■ **DIRECTIVE**
Restate the records below word for word.

■ **DATA PROVIDED**
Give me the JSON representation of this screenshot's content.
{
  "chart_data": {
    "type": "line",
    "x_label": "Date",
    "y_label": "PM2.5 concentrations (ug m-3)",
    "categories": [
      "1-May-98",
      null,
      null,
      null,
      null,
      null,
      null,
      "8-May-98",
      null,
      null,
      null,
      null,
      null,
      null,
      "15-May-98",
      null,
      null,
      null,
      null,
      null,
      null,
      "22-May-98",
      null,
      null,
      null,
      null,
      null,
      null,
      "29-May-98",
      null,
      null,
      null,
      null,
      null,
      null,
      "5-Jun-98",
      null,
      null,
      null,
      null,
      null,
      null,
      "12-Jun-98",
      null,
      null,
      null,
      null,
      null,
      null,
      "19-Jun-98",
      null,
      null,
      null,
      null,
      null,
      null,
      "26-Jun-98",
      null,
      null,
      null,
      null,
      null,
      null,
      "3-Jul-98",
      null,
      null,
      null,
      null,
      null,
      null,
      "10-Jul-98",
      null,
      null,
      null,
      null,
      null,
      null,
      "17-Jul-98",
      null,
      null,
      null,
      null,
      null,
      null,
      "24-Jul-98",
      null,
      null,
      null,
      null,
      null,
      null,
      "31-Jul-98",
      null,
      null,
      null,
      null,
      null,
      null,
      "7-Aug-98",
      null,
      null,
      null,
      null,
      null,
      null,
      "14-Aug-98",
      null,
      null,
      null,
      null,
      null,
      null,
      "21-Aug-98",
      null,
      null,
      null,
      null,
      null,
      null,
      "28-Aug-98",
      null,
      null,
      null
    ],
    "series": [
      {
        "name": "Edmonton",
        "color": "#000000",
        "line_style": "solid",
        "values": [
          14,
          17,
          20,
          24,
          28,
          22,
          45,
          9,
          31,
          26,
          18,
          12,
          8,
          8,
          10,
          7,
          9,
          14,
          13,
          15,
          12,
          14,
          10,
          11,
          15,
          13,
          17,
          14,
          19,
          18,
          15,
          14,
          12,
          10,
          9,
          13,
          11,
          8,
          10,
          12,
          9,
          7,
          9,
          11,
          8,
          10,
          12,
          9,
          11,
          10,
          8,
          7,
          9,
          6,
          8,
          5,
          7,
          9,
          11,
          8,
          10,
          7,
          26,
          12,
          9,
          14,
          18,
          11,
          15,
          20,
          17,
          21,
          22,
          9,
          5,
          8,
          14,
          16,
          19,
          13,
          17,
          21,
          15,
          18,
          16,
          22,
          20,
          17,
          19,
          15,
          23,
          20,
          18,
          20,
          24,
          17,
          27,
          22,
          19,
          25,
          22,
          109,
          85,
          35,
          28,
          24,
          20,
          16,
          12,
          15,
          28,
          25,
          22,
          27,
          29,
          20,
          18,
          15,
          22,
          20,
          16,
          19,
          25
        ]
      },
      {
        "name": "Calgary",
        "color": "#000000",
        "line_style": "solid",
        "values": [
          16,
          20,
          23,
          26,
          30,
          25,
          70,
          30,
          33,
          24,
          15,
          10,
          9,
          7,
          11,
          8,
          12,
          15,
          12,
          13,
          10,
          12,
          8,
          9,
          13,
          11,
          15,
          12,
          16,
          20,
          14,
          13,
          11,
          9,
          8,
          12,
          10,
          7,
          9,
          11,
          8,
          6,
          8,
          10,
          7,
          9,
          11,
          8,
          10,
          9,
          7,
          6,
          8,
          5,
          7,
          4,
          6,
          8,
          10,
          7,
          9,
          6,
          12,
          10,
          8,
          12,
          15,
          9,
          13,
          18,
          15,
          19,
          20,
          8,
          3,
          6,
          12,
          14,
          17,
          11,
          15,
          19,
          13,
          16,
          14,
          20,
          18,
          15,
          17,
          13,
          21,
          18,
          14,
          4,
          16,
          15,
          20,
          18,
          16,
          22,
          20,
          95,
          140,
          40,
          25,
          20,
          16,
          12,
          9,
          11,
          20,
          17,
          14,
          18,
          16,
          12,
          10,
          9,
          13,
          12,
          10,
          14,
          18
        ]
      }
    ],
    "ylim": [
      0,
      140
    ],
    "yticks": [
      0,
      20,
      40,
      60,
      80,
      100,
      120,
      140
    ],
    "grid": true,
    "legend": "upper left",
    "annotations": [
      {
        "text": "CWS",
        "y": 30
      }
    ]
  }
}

■ **TASK RESULT**
Give me the JSON representation of this screenshot's content.
{
  "chart_data": {
    "type": "line",
    "x_label": "Date",
    "y_label": "PM2.5 concentrations (ug m-3)",
    "categories": [
      "1-May-98",
      null,
      null,
      null,
      null,
      null,
      null,
      "8-May-98",
      null,
      null,
      null,
      null,
      null,
      null,
      "15-May-98",
      null,
      null,
      null,
      null,
      null,
      null,
      "22-May-98",
      null,
      null,
      null,
      null,
      null,
      null,
      "29-May-98",
      null,
      null,
      null,
      null,
      null,
      null,
      "5-Jun-98",
      null,
      null,
      null,
      null,
      null,
      null,
      "12-Jun-98",
      null,
      null,
      null,
      null,
      null,
      null,
      "19-Jun-98",
      null,
      null,
      null,
      null,
      null,
      null,
      "26-Jun-98",
      null,
      null,
      null,
      null,
      null,
      null,
      "3-Jul-98",
      null,
      null,
      null,
      null,
      null,
      null,
      "10-Jul-98",
      null,
      null,
      null,
      null,
      null,
      null,
      "17-Jul-98",
      null,
      null,
      null,
      null,
      null,
      null,
      "24-Jul-98",
      null,
      null,
      null,
      null,
      null,
      null,
      "31-Jul-98",
      null,
      null,
      null,
      null,
      null,
      null,
      "7-Aug-98",
      null,
      null,
      null,
      null,
      null,
      null,
      "14-Aug-98",
      null,
      null,
      null,
      null,
      null,
      null,
      "21-Aug-98",
      null,
      null,
      null,
      null,
      null,
      null,
      "28-Aug-98",
      null,
      null,
      null
    ],
    "series": [
      {
        "name": "Edmonton",
        "color": "#000000",
        "line_style": "solid",
        "values": [
          14,
          17,
          20,
          24,
          28,
          22,
          45,
          9,
          31,
          26,
          18,
          12,
          8,
          8,
          10,
          7,
          9,
          14,
          13,
          15,
          12,
          14,
          10,
          11,
          15,
          13,
          17,
          14,
          19,
          18,
          15,
          14,
          12,
          10,
          9,
          13,
          11,
          8,
          10,
          12,
          9,
          7,
          9,
          11,
          8,
          10,
          12,
          9,
          11,
          10,
          8,
          7,
          9,
          6,
          8,
          5,
          7,
          9,
          11,
          8,
          10,
          7,
          26,
          12,
          9,
          14,
          18,
          11,
          15,
          20,
          17,
          21,
          22,
          9,
          5,
          8,
          14,
          16,
          19,
          13,
          17,
          21,
          15,
          18,
          16,
          22,
          20,
          17,
          19,
          15,
          23,
          20,
          18,
          20,
          24,
          17,
          27,
          22,
          19,
          25,
          22,
          109,
          85,
          35,
          28,
          24,
          20,
          16,
          12,
          15,
          28,
          25,
          22,
          27,
          29,
          20,
          18,
          15,
          22,
          20,
          16,
          19,
          25
        ]
      },
      {
        "name": "Calgary",
        "color": "#000000",
        "line_style": "solid",
        "values": [
          16,
          20,
          23,
          26,
          30,
          25,
          70,
          30,
          33,
          24,
          15,
          10,
          9,
          7,
          11,
          8,
          12,
          15,
          12,
          13,
          10,
          12,
          8,
          9,
          13,
          11,
          15,
          12,
          16,
          20,
          14,
          13,
          11,
          9,
          8,
          12,
          10,
          7,
          9,
          11,
          8,
          6,
          8,
          10,
          7,
          9,
          11,
          8,
          10,
          9,
          7,
          6,
          8,
          5,
          7,
          4,
          6,
          8,
          10,
          7,
          9,
          6,
          12,
          10,
          8,
          12,
          15,
          9,
          13,
          18,
          15,
          19,
          20,
          8,
          3,
          6,
          12,
          14,
          17,
          11,
          15,
          19,
          13,
          16,
          14,
          20,
          18,
          15,
          17,
          13,
          21,
          18,
          14,
          4,
          16,
          15,
          20,
          18,
          16,
          22,
          20,
          95,
          140,
          40,
          25,
          20,
          16,
          12,
          9,
          11,
          20,
          17,
          14,
          18,
          16,
          12,
          10,
          9,
          13,
          12,
          10,
          14,
          18
        ]
      }
    ],
    "ylim": [
      0,
      140
    ],
    "yticks": [
      0,
      20,
      40,
      60,
      80,
      100,
      120,
      140
    ],
    "grid": true,
    "legend": "upper left",
    "annotations": [
      {
        "text": "CWS",
        "y": 30
      }
    ]
  }
}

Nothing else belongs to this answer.